WHAT IS NEEDED
Would you return all of this data exactly, leaving nothing out?

━━ DATASET

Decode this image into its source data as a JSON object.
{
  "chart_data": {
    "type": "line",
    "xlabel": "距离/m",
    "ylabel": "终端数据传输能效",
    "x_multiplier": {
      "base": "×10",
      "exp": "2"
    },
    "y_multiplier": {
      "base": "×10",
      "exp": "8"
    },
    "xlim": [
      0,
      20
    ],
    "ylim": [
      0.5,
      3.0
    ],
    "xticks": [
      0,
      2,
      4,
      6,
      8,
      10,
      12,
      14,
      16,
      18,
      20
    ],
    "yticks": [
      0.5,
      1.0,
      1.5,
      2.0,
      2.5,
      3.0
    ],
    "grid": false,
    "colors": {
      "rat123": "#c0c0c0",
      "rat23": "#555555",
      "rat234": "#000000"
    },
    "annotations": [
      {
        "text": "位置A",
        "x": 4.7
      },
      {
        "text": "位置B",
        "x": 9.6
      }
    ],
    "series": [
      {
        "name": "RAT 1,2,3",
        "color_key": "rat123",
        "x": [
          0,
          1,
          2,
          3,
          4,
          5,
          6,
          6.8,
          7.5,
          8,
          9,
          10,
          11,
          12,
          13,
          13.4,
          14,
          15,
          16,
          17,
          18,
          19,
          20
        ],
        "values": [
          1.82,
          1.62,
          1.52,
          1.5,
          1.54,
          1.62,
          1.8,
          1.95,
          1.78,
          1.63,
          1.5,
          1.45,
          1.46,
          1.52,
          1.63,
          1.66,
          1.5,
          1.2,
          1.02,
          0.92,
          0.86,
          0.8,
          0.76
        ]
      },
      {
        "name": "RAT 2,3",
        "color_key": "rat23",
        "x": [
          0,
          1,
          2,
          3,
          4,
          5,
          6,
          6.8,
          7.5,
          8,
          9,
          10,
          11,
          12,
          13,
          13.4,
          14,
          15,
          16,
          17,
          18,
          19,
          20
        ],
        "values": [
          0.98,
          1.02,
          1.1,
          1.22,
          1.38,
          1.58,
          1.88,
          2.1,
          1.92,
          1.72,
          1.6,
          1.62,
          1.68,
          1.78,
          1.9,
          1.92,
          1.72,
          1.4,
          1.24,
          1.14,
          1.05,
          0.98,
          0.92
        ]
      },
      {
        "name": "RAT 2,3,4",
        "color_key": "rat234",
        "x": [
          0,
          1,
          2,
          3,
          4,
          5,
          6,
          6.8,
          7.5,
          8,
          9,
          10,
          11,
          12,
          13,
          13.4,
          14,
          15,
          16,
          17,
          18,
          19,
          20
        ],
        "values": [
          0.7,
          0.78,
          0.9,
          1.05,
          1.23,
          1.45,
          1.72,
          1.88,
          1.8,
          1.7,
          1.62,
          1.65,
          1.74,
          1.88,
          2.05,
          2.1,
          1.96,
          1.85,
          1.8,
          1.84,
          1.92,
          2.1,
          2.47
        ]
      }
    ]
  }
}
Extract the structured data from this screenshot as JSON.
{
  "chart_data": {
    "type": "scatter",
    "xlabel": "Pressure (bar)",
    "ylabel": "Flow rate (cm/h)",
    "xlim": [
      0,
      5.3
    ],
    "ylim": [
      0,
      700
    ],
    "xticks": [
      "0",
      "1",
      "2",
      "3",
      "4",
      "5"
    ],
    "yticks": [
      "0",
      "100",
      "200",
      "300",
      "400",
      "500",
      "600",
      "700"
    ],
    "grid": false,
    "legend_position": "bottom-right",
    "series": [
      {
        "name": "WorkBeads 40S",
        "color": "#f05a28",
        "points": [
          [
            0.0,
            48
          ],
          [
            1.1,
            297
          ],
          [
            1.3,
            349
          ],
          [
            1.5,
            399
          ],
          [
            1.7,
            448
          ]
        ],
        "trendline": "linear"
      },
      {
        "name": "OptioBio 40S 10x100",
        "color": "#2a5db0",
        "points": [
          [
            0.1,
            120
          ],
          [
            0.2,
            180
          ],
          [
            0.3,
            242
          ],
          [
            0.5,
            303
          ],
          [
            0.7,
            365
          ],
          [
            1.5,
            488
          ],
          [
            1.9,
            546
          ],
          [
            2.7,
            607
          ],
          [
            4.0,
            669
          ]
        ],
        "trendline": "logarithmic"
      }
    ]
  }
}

━━━━

EXERCISE ANSWER
Decode this image into its source data as a JSON object.
{
  "chart_data": {
    "type": "line",
    "xlabel": "距离/m",
    "ylabel": "终端数据传输能效",
    "x_multiplier": {
      "base": "×10",
      "exp": "2"
    },
    "y_multiplier": {
      "base": "×10",
      "exp": "8"
    },
    "xlim": [
      0,
      20
    ],
    "ylim": [
      0.5,
      3.0
    ],
    "xticks": [
      0,
      2,
      4,
      6,
      8,
      10,
      12,
      14,
      16,
      18,
      20
    ],
    "yticks": [
      0.5,
      1.0,
      1.5,
      2.0,
      2.5,
      3.0
    ],
    "grid": false,
    "colors": {
      "rat123": "#c0c0c0",
      "rat23": "#555555",
      "rat234": "#000000"
    },
    "annotations": [
      {
        "text": "位置A",
        "x": 4.7
      },
      {
        "text": "位置B",
        "x": 9.6
      }
    ],
    "series": [
      {
        "name": "RAT 1,2,3",
        "color_key": "rat123",
        "x": [
          0,
          1,
          2,
          3,
          4,
          5,
          6,
          6.8,
          7.5,
          8,
          9,
          10,
          11,
          12,
          13,
          13.4,
          14,
          15,
          16,
          17,
          18,
          19,
          20
        ],
        "values": [
          1.82,
          1.62,
          1.52,
          1.5,
          1.54,
          1.62,
          1.8,
          1.95,
          1.78,
          1.63,
          1.5,
          1.45,
          1.46,
          1.52,
          1.63,
          1.66,
          1.5,
          1.2,
          1.02,
          0.92,
          0.86,
          0.8,
          0.76
        ]
      },
      {
        "name": "RAT 2,3",
        "color_key": "rat23",
        "x": [
          0,
          1,
          2,
          3,
          4,
          5,
          6,
          6.8,
          7.5,
          8,
          9,
          10,
          11,
          12,
          13,
          13.4,
          14,
          15,
          16,
          17,
          18,
          19,
          20
        ],
        "values": [
          0.98,
          1.02,
          1.1,
          1.22,
          1.38,
          1.58,
          1.88,
          2.1,
          1.92,
          1.72,
          1.6,
          1.62,
          1.68,
          1.78,
          1.9,
          1.92,
          1.72,
          1.4,
          1.24,
          1.14,
          1.05,
          0.98,
          0.92
        ]
      },
      {
        "name": "RAT 2,3,4",
        "color_key": "rat234",
        "x": [
          0,
          1,
          2,
          3,
          4,
          5,
          6,
          6.8,
          7.5,
          8,
          9,
          10,
          11,
          12,
          13,
          13.4,
          14,
          15,
          16,
          17,
          18,
          19,
          20
        ],
        "values": [
          0.7,
          0.78,
          0.9,
          1.05,
          1.23,
          1.45,
          1.72,
          1.88,
          1.8,
          1.7,
          1.62,
          1.65,
          1.74,
          1.88,
          2.05,
          2.1,
          1.96,
          1.85,
          1.8,
          1.84,
          1.92,
          2.1,
          2.47
        ]
      }
    ]
  }
}
Extract the structured data from this screenshot as JSON.
{
  "chart_data": {
    "type": "scatter",
    "xlabel": "Pressure (bar)",
    "ylabel": "Flow rate (cm/h)",
    "xlim": [
      0,
      5.3
    ],
    "ylim": [
      0,
      700
    ],
    "xticks": [
      "0",
      "1",
      "2",
      "3",
      "4",
      "5"
    ],
    "yticks": [
      "0",
      "100",
      "200",
      "300",
      "400",
      "500",
      "600",
      "700"
    ],
    "grid": false,
    "legend_position": "bottom-right",
    "series": [
      {
        "name": "WorkBeads 40S",
        "color": "#f05a28",
        "points": [
          [
            0.0,
            48
          ],
          [
            1.1,
            297
          ],
          [
            1.3,
            349
          ],
          [
            1.5,
            399
          ],
          [
            1.7,
            448
          ]
        ],
        "trendline": "linear"
      },
      {
        "name": "OptioBio 40S 10x100",
        "color": "#2a5db0",
        "points": [
          [
            0.1,
            120
          ],
          [
            0.2,
            180
          ],
          [
            0.3,
            242
          ],
          [
            0.5,
            303
          ],
          [
            0.7,
            365
          ],
          [
            1.5,
            488
          ],
          [
            1.9,
            546
          ],
          [
            2.7,
            607
          ],
          [
            4.0,
            669
          ]
        ],
        "trendline": "logarithmic"
      }
    ]
  }
}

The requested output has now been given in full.